**TASK DETAILS:**
Count every line of these entries that holds the word "князя", and reply with the number only.

########################################

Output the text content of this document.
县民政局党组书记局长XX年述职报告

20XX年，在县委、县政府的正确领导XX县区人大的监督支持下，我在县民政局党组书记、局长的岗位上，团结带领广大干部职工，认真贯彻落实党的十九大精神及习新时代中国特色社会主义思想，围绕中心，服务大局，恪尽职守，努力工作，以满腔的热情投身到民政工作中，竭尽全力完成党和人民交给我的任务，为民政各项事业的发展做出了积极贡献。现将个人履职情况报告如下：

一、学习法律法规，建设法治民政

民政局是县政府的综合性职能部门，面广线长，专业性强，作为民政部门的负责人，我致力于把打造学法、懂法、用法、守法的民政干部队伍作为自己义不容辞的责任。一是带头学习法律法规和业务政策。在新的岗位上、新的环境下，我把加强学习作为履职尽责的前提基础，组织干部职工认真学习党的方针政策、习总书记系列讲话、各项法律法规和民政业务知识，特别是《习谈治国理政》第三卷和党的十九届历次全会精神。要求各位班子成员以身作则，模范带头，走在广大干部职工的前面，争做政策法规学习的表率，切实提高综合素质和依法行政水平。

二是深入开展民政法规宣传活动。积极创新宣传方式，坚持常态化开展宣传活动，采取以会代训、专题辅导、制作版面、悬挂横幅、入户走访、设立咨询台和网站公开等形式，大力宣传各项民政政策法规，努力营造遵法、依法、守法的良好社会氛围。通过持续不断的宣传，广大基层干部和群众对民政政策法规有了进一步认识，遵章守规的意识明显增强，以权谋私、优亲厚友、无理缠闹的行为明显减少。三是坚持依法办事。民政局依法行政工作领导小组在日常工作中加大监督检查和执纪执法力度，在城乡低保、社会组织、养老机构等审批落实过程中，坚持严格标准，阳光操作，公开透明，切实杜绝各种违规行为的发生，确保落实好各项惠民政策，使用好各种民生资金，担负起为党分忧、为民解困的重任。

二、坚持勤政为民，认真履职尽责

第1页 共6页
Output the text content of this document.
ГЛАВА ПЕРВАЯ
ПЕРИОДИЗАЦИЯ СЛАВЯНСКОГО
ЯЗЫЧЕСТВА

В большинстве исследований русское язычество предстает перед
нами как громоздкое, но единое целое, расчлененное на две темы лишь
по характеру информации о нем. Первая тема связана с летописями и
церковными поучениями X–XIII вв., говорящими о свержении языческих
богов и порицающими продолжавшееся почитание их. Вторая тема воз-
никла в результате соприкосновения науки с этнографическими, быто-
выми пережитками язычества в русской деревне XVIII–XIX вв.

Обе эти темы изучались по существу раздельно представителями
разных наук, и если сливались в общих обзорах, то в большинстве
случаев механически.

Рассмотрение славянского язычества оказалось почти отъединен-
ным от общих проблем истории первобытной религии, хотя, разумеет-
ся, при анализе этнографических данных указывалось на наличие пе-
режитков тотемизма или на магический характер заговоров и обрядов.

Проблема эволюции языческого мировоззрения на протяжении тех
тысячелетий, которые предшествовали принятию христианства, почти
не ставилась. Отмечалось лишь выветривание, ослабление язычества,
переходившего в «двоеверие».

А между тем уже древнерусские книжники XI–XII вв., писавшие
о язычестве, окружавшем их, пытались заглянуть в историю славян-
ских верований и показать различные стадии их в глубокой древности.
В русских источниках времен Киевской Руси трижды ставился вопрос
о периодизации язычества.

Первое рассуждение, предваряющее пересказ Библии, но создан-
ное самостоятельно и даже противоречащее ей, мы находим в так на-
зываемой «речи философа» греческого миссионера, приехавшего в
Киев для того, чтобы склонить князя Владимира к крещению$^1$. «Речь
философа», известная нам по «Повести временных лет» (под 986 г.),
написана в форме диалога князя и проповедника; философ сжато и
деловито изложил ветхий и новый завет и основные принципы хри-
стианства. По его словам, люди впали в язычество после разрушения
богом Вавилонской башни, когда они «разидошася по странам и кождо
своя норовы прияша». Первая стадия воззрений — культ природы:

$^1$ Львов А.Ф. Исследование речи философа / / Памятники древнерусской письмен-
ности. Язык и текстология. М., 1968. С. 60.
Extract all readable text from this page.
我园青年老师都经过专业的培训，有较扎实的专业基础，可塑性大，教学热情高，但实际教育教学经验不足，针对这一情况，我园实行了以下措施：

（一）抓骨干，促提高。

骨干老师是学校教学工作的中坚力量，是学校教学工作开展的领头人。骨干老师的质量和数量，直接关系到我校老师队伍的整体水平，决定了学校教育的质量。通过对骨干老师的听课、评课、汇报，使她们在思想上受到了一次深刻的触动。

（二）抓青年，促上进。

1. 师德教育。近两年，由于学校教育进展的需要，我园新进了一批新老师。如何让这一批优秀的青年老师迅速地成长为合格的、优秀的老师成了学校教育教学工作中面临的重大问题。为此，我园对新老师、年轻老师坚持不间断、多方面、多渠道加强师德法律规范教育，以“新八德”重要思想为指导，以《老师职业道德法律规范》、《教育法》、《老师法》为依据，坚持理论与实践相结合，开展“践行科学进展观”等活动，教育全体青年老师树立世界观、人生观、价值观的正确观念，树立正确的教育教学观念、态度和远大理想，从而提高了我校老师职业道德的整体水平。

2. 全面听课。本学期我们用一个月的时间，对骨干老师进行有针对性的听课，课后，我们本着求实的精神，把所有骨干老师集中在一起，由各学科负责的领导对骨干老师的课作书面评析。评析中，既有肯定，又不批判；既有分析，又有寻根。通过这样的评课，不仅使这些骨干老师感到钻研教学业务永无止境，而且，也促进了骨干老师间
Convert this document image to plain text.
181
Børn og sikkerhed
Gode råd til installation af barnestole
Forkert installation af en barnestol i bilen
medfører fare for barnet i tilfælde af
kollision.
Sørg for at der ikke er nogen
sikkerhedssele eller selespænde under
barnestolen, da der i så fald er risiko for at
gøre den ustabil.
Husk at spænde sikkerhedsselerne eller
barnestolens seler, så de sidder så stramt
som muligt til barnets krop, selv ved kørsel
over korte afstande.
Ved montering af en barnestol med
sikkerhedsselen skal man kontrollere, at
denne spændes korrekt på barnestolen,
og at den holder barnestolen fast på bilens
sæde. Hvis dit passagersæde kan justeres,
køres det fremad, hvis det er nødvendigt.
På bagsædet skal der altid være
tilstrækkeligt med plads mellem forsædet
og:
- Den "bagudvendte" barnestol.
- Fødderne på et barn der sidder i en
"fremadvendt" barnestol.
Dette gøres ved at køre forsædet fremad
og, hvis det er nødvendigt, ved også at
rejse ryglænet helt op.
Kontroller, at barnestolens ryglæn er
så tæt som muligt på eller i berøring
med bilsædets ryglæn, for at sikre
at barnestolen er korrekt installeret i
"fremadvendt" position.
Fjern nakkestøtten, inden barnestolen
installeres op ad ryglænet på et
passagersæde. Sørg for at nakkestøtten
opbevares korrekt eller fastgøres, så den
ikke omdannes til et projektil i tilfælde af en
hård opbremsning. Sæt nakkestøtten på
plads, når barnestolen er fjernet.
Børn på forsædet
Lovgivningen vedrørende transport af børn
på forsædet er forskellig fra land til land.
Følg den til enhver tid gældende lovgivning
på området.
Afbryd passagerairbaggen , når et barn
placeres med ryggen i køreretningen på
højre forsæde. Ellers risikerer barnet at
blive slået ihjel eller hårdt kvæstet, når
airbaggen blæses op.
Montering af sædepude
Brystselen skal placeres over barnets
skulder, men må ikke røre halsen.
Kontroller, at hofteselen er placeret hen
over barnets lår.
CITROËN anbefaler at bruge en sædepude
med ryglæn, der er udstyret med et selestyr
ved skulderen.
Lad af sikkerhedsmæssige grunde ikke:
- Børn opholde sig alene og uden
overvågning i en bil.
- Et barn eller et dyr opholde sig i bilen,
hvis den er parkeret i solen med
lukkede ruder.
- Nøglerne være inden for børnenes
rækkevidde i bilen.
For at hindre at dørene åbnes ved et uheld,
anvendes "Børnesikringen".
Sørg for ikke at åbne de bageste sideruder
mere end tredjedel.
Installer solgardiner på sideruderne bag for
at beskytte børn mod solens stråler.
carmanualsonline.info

########################################

**WORKED ANSWER:**
2